Figure content listings:

════

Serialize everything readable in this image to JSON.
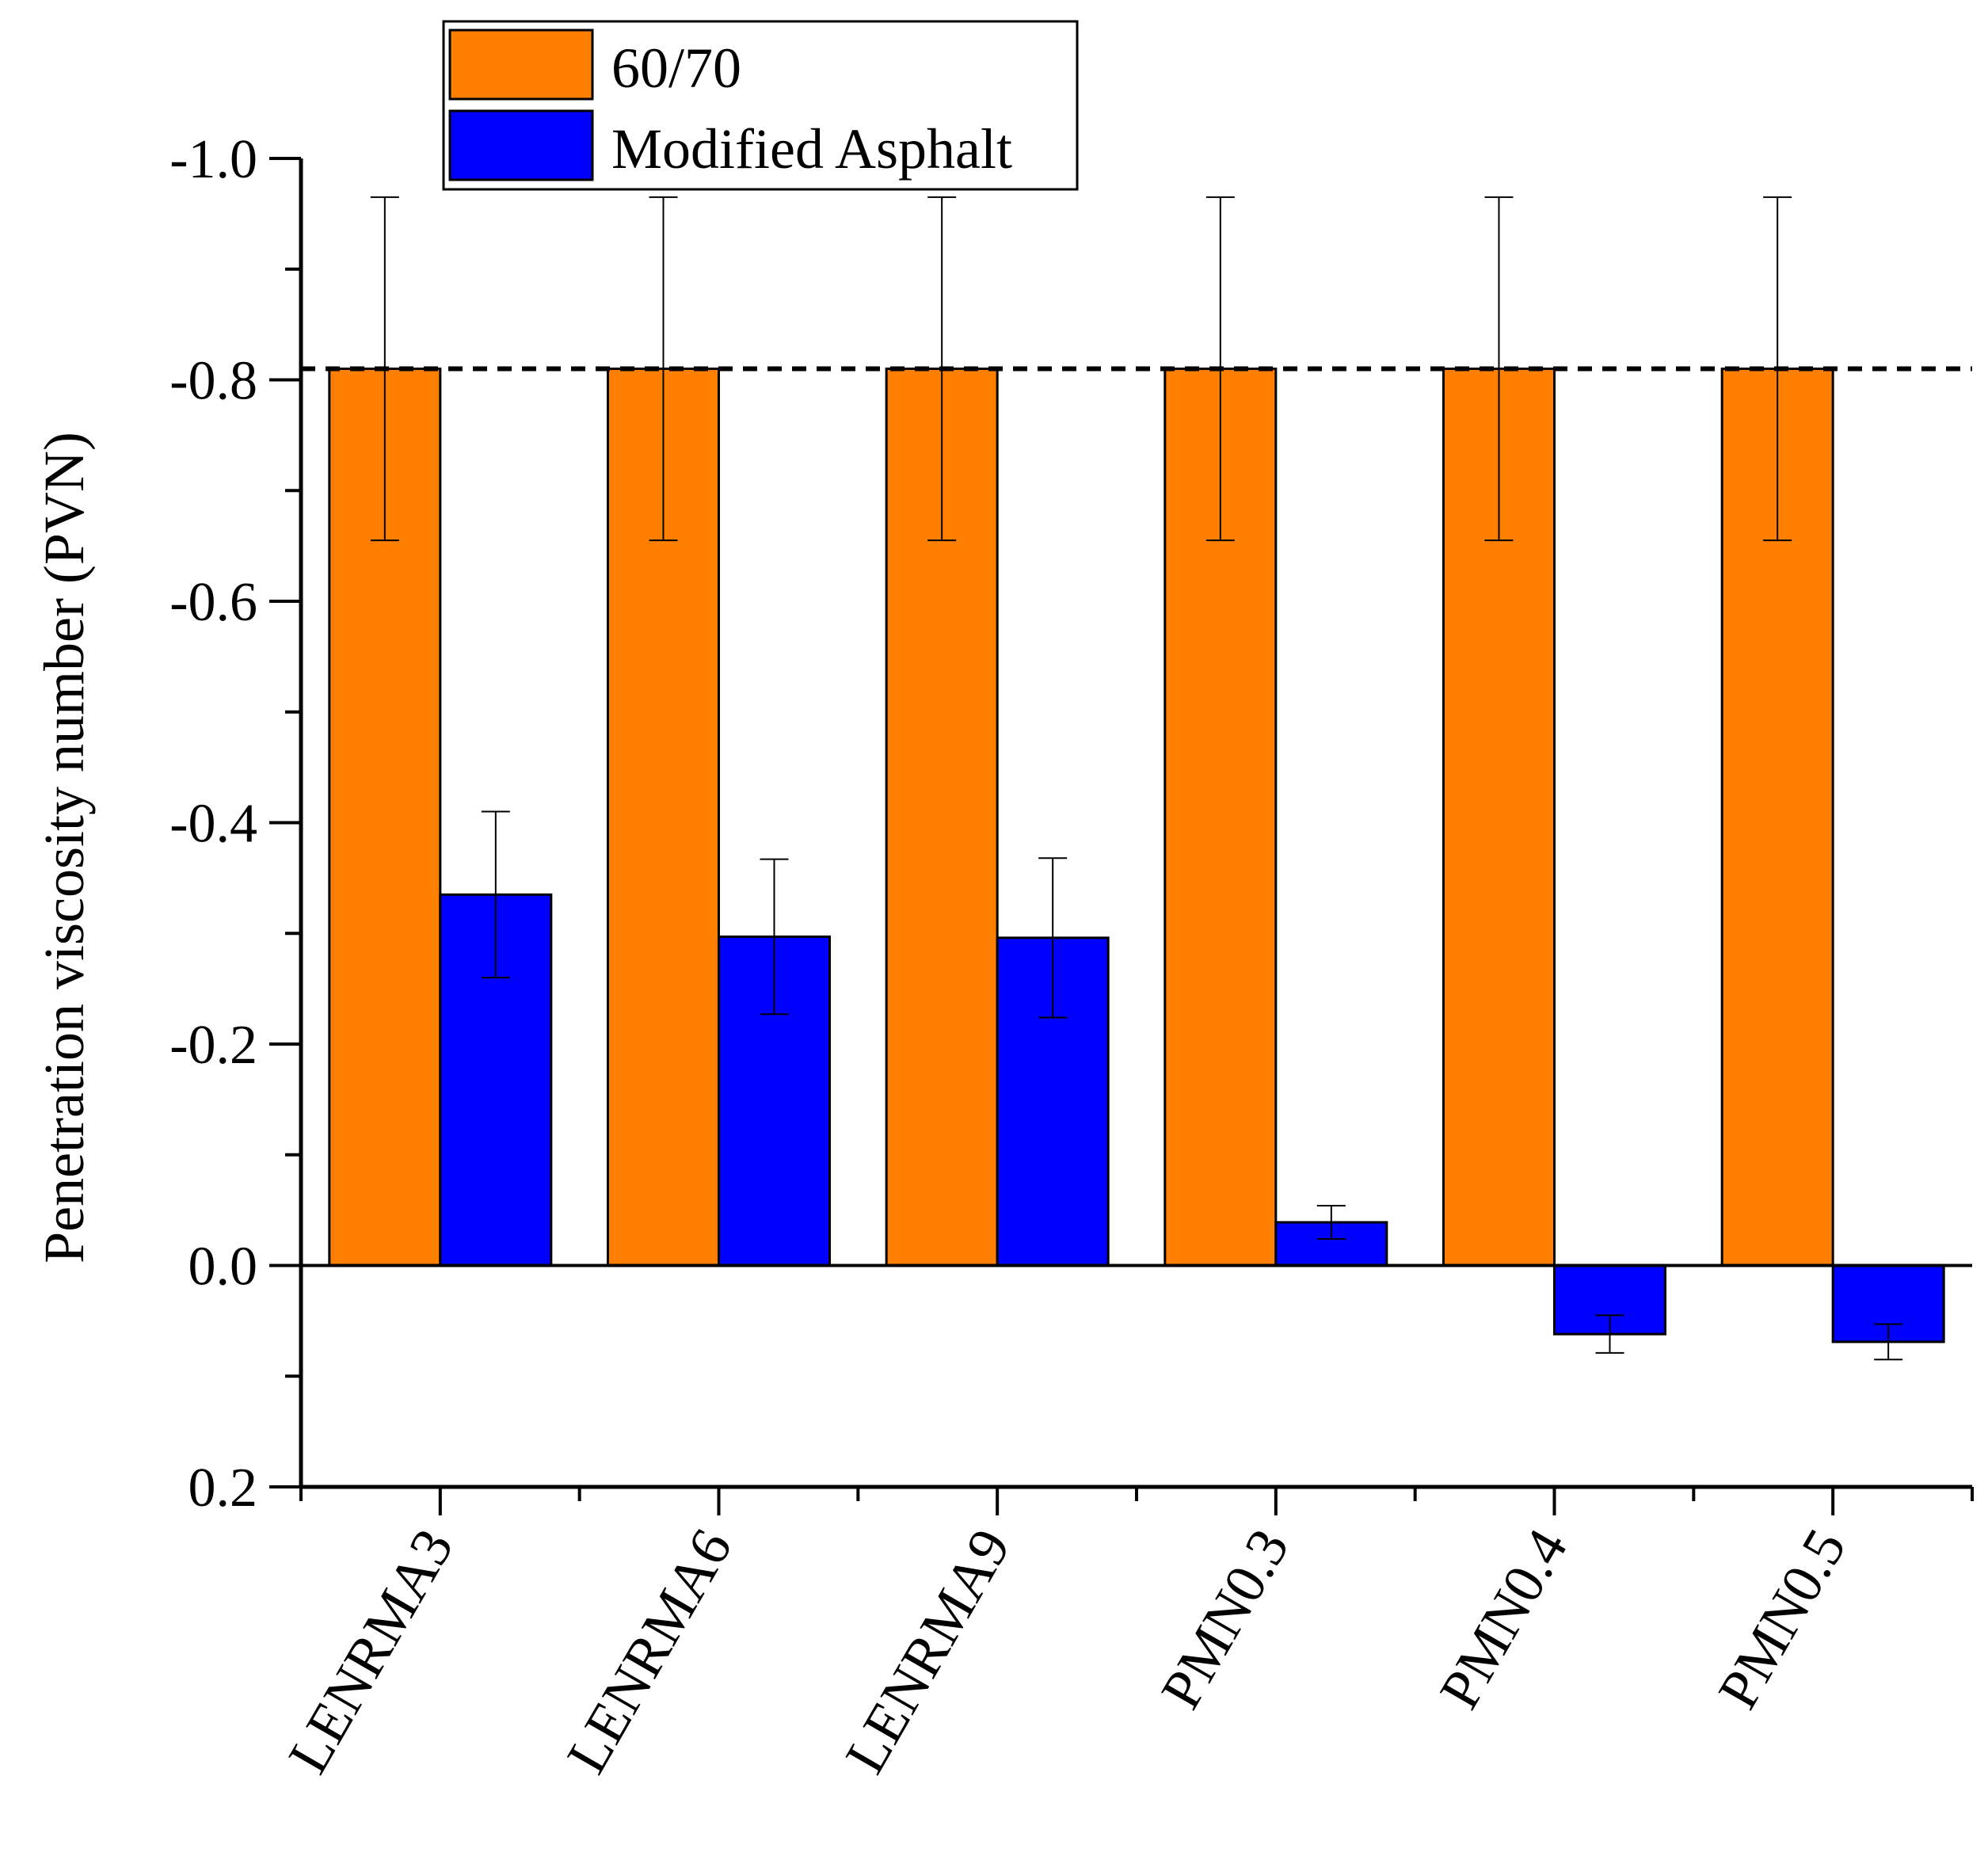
{
  "chart_data": {
    "type": "bar",
    "title": "",
    "xlabel": "",
    "ylabel": "Penetration viscosity number (PVN)",
    "y_axis_inverted": true,
    "ylim": [
      0.2,
      -1.0
    ],
    "yticks": [
      0.2,
      0.0,
      -0.2,
      -0.4,
      -0.6,
      -0.8,
      -1.0
    ],
    "ytick_labels": [
      "0.2",
      "0.0",
      "-0.2",
      "-0.4",
      "-0.6",
      "-0.8",
      "-1.0"
    ],
    "categories": [
      "LENRMA3",
      "LENRMA6",
      "LENRMA9",
      "PMN0.3",
      "PMN0.4",
      "PMN0.5"
    ],
    "series": [
      {
        "name": "60/70",
        "color": "#ff7f00",
        "values": [
          -0.81,
          -0.81,
          -0.81,
          -0.81,
          -0.81,
          -0.81
        ],
        "errors": [
          0.155,
          0.155,
          0.155,
          0.155,
          0.155,
          0.155
        ]
      },
      {
        "name": "Modified Asphalt",
        "color": "#0000ff",
        "values": [
          -0.335,
          -0.297,
          -0.296,
          -0.039,
          0.062,
          0.069
        ],
        "errors": [
          0.075,
          0.07,
          0.072,
          0.015,
          0.017,
          0.016
        ]
      }
    ],
    "reference_line": {
      "value": -0.81,
      "style": "dashed"
    },
    "legend": {
      "position": "top-left",
      "entries": [
        "60/70",
        "Modified Asphalt"
      ]
    },
    "grid": false
  }
}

════

* _Work to complete_
Find every line in the records above that contains the word "Asphalt", and copy each one.

* _Response_
        "name": "Modified Asphalt",
        "Modified Asphalt"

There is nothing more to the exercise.